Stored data
** START **

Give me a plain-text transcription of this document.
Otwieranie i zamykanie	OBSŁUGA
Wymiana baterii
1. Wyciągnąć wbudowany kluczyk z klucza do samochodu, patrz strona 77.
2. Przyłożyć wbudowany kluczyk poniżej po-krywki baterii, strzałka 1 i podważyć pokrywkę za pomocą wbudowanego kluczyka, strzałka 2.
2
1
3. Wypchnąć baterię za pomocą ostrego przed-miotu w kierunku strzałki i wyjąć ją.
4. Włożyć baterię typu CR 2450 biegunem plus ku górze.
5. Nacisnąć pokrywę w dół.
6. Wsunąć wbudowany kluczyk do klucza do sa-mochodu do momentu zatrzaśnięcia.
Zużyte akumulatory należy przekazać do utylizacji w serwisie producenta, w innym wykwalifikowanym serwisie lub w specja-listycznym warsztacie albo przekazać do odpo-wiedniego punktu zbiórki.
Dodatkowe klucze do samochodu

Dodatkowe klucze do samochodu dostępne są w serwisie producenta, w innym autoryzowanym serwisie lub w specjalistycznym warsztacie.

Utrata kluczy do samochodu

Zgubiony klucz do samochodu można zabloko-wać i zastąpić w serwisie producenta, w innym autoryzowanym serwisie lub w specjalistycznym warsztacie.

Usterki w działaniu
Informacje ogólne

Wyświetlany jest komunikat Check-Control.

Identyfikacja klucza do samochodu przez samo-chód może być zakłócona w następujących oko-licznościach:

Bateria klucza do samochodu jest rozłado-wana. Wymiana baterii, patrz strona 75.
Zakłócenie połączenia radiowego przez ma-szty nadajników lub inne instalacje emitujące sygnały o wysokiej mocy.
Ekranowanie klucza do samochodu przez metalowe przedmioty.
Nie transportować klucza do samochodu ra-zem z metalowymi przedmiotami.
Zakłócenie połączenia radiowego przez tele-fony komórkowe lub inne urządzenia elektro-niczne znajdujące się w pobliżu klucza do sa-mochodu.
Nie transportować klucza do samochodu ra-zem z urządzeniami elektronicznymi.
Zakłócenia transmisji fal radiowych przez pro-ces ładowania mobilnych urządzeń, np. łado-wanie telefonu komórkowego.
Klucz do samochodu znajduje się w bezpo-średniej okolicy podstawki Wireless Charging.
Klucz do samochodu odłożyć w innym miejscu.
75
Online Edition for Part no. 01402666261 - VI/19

** END **
** START **

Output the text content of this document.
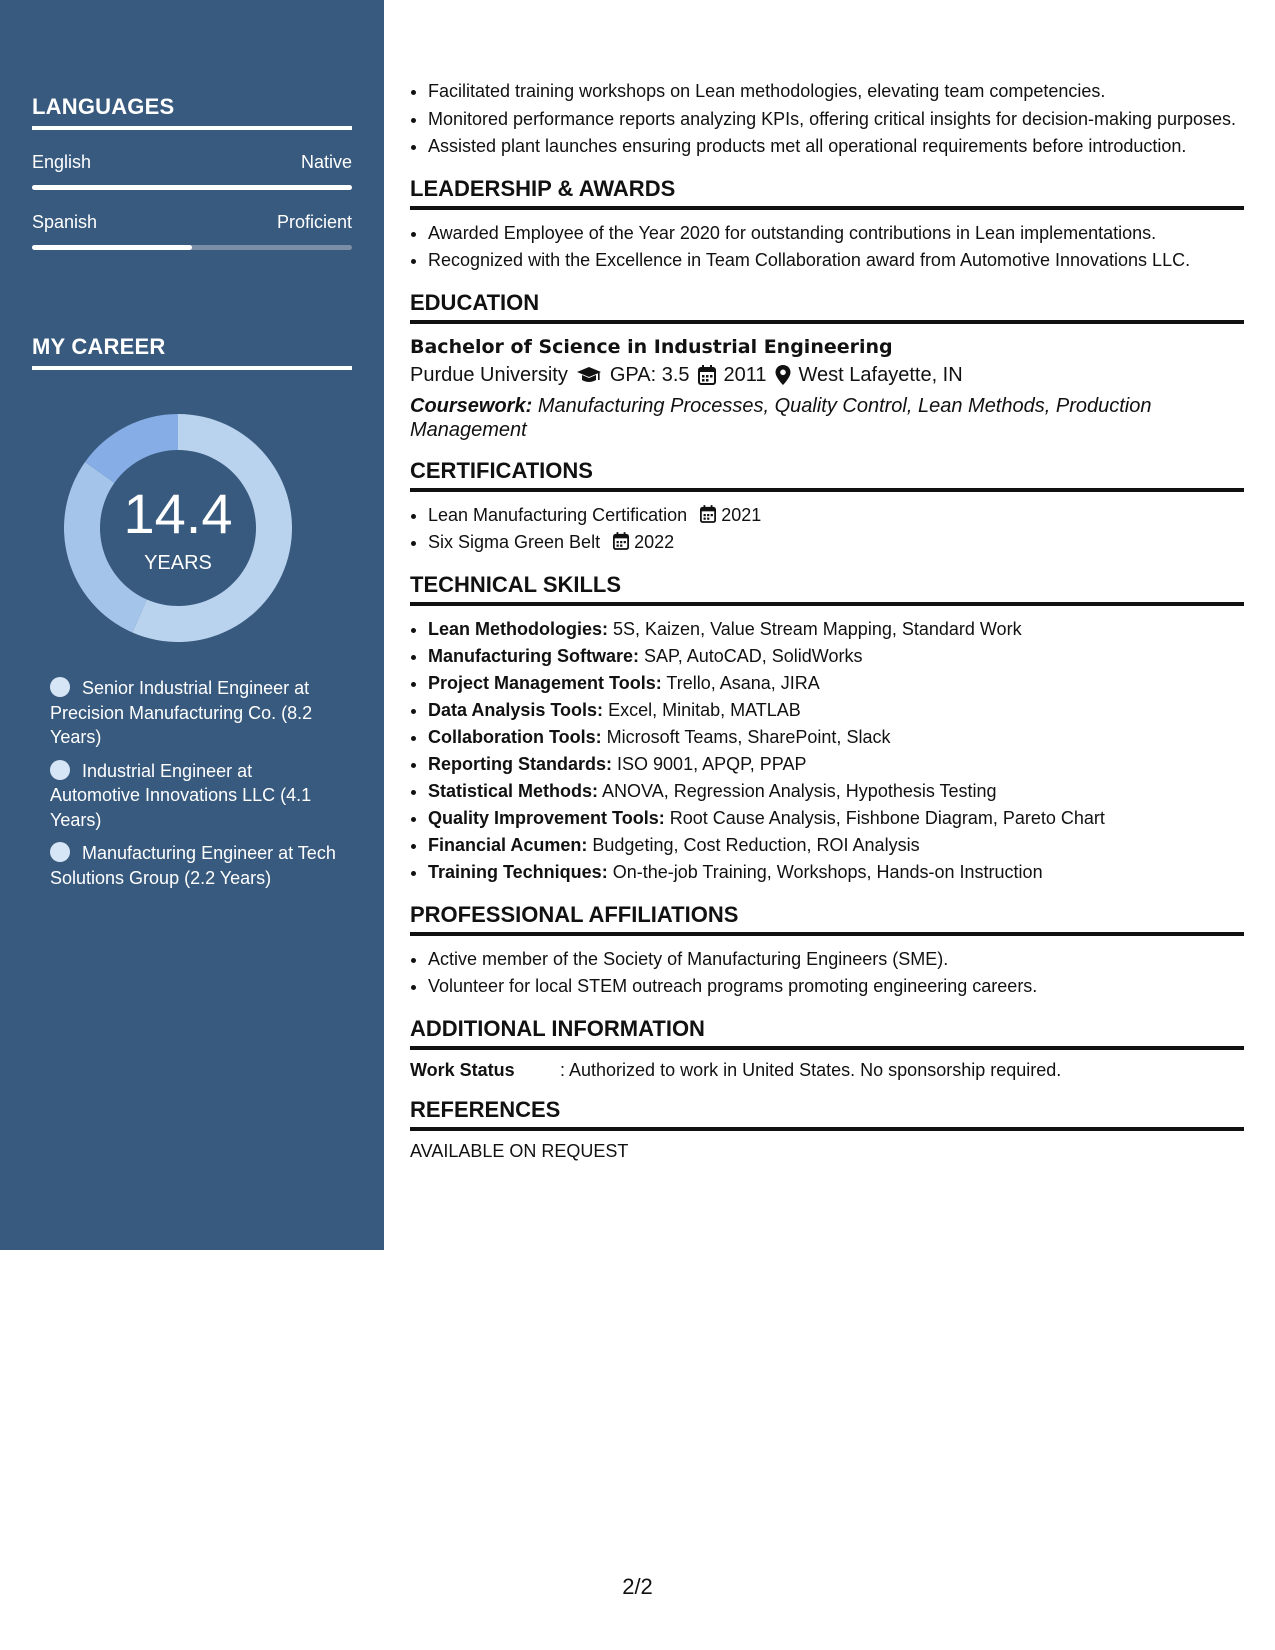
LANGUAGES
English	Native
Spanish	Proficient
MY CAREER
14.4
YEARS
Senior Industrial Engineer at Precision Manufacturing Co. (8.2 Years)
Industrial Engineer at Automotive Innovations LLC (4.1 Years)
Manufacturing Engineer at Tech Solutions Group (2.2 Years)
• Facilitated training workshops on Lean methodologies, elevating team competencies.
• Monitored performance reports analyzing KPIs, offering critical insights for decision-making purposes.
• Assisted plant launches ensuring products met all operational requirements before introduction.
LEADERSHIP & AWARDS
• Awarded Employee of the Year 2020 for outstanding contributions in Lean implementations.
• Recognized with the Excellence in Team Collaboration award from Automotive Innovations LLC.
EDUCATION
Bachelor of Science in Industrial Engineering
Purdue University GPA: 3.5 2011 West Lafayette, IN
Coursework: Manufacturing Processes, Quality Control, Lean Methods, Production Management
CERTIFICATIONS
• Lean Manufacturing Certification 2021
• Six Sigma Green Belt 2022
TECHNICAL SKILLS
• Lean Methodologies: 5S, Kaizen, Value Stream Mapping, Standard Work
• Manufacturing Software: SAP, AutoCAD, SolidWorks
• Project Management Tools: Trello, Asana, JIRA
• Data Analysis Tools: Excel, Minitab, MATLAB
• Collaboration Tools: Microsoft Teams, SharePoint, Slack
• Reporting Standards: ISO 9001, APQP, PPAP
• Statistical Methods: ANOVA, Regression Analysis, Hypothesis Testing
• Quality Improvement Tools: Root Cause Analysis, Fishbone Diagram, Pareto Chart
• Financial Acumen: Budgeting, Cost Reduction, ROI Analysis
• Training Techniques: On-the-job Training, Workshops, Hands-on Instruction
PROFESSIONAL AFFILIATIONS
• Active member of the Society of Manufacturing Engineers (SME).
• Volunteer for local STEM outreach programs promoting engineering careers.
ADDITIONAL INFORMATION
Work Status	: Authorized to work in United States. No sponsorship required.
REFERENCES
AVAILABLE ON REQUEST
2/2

** END **
** START **

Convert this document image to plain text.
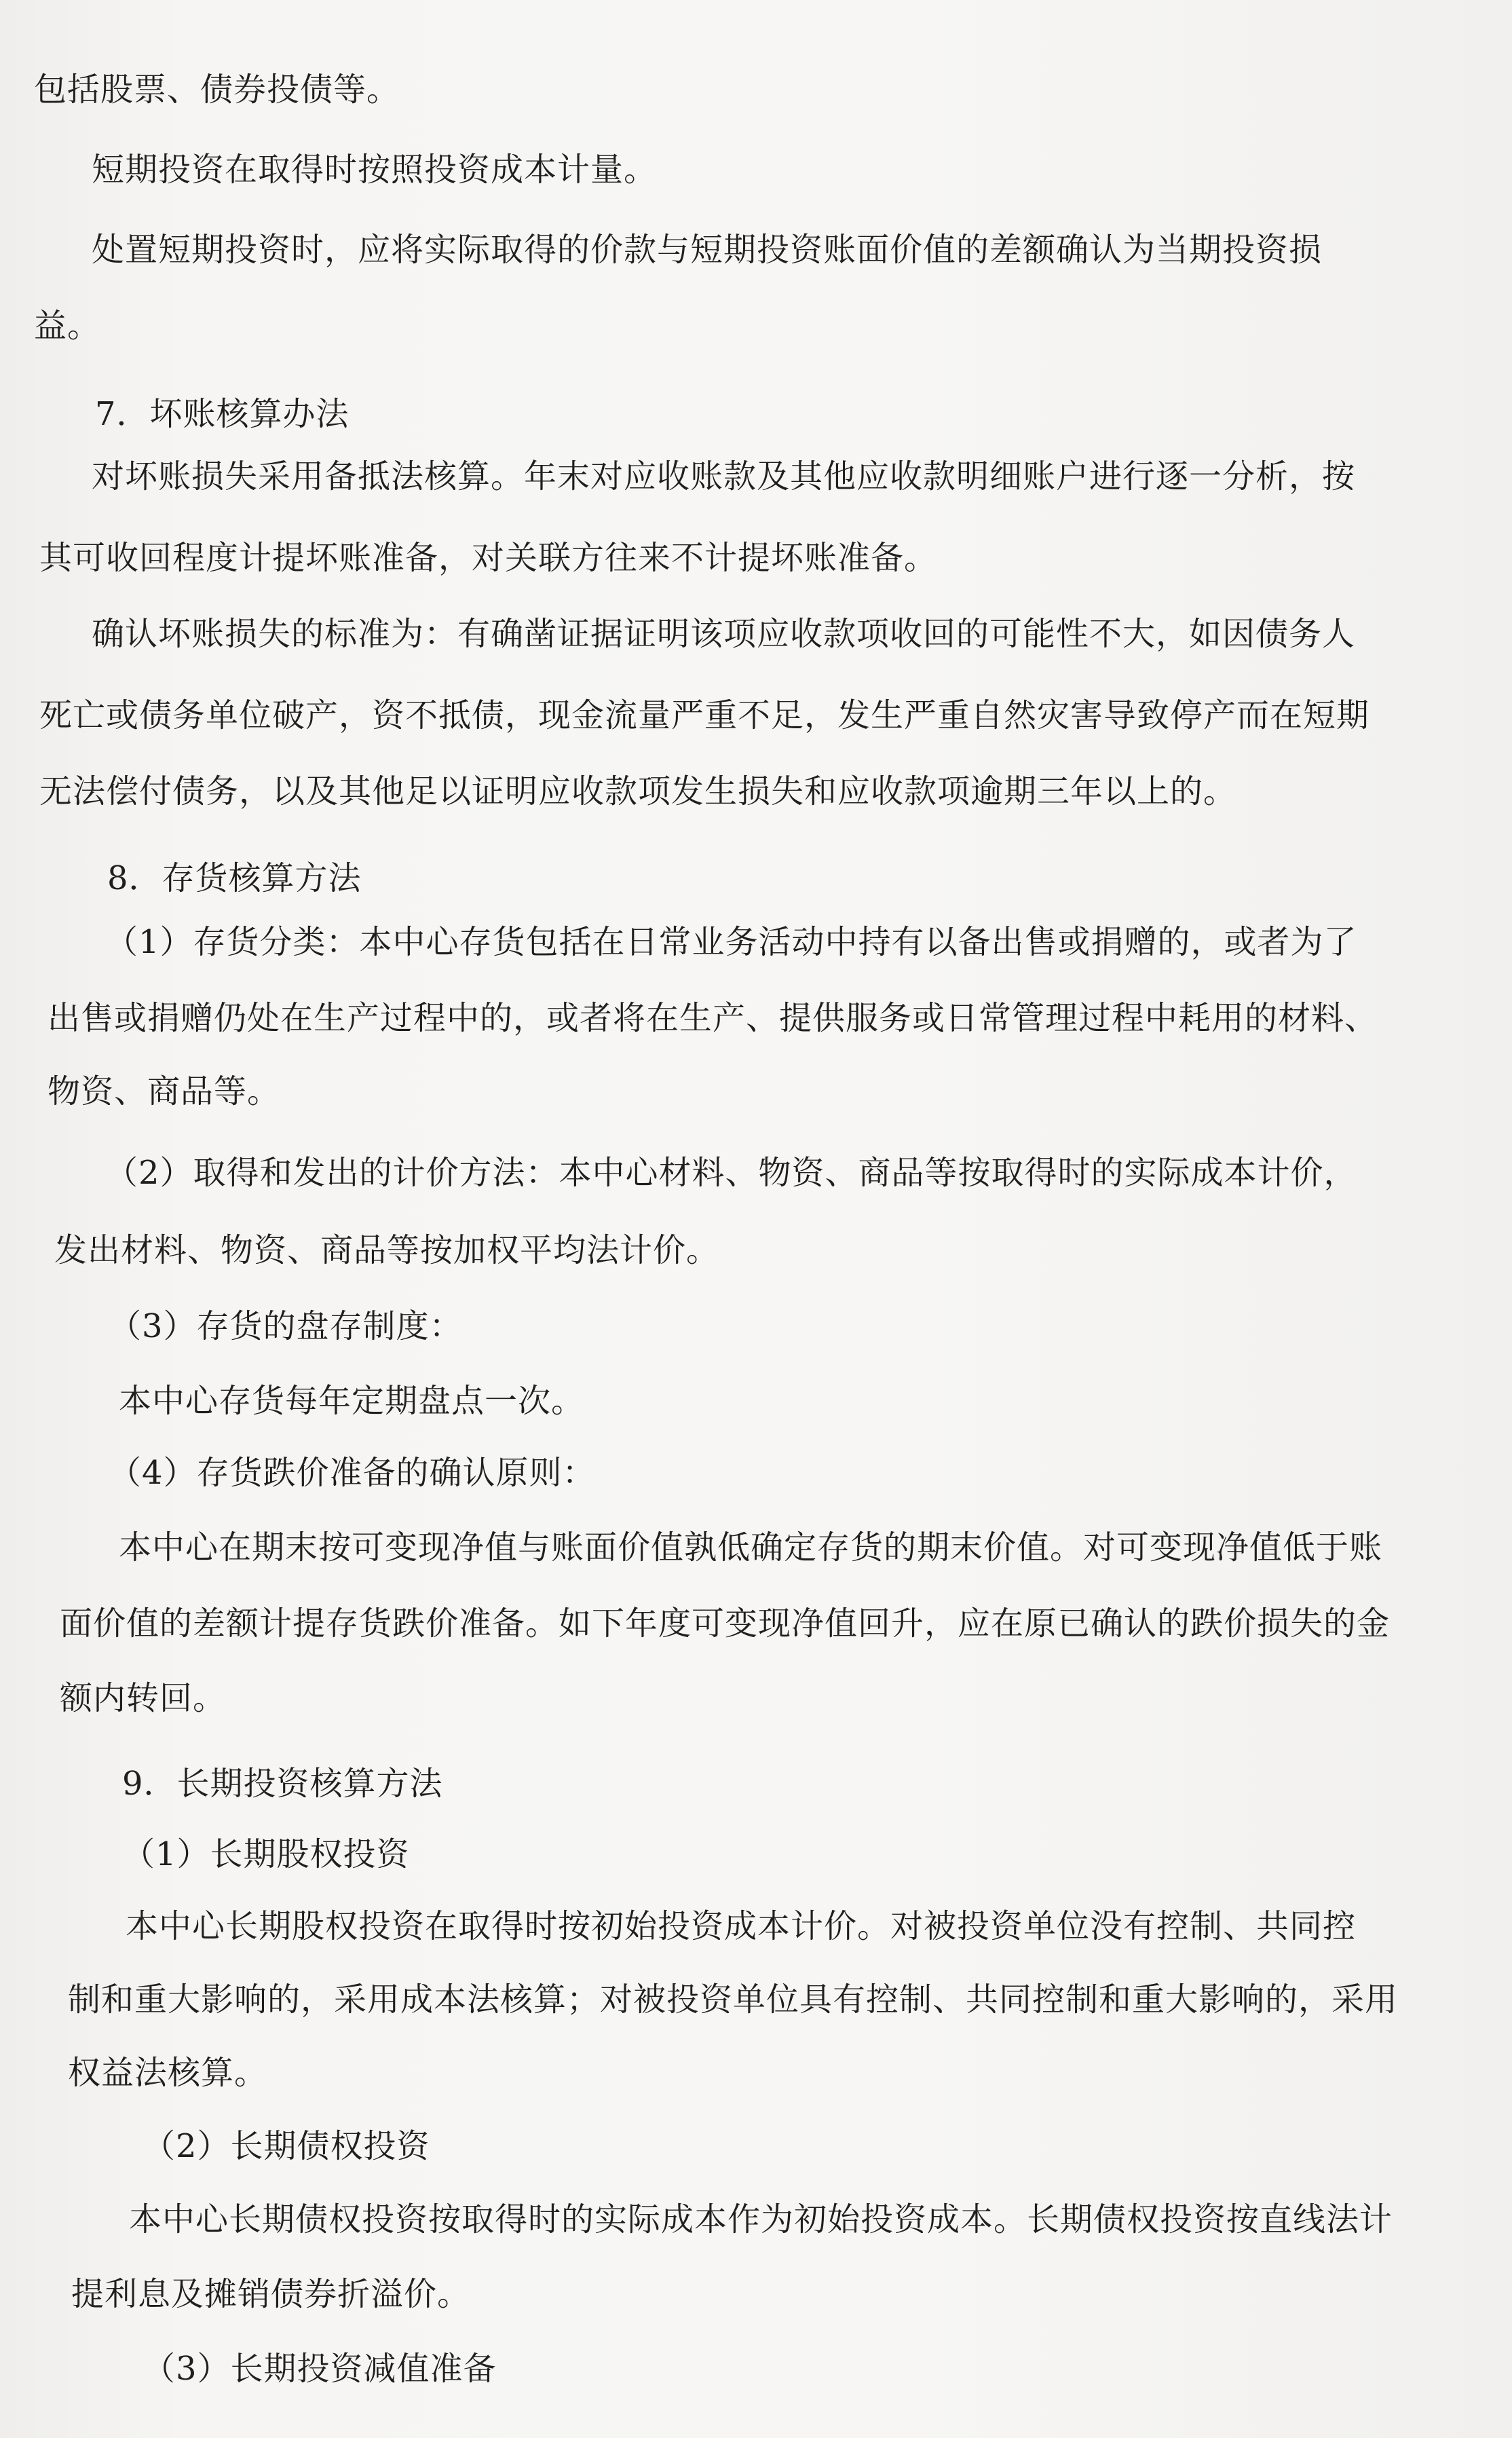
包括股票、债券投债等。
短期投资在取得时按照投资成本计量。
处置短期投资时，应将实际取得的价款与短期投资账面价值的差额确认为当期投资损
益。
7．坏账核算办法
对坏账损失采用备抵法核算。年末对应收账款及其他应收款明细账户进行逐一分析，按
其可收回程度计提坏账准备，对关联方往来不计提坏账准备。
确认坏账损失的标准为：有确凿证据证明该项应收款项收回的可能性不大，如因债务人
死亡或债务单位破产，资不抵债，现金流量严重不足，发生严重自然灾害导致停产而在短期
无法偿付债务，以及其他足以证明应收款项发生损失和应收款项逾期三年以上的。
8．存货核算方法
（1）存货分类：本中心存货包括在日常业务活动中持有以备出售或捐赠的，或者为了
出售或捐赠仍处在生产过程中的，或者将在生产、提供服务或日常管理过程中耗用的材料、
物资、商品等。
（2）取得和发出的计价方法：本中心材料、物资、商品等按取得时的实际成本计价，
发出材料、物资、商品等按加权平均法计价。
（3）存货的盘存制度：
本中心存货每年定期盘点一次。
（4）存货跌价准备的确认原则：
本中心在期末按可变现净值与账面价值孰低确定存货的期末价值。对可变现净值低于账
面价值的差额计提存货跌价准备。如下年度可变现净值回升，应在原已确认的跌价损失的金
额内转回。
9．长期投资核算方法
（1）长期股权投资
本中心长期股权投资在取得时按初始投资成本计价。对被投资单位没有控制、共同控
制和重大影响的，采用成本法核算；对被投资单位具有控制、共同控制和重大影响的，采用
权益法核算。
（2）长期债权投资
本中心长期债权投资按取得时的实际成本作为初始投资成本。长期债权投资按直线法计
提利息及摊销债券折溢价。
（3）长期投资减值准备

** END **

Return each line that includes "patrz".

SOLUTION TO THE PROBLEM =>
1. Wyciągnąć wbudowany kluczyk z klucza do samochodu, patrz strona 77.
Bateria klucza do samochodu jest rozłado-wana. Wymiana baterii, patrz strona 75.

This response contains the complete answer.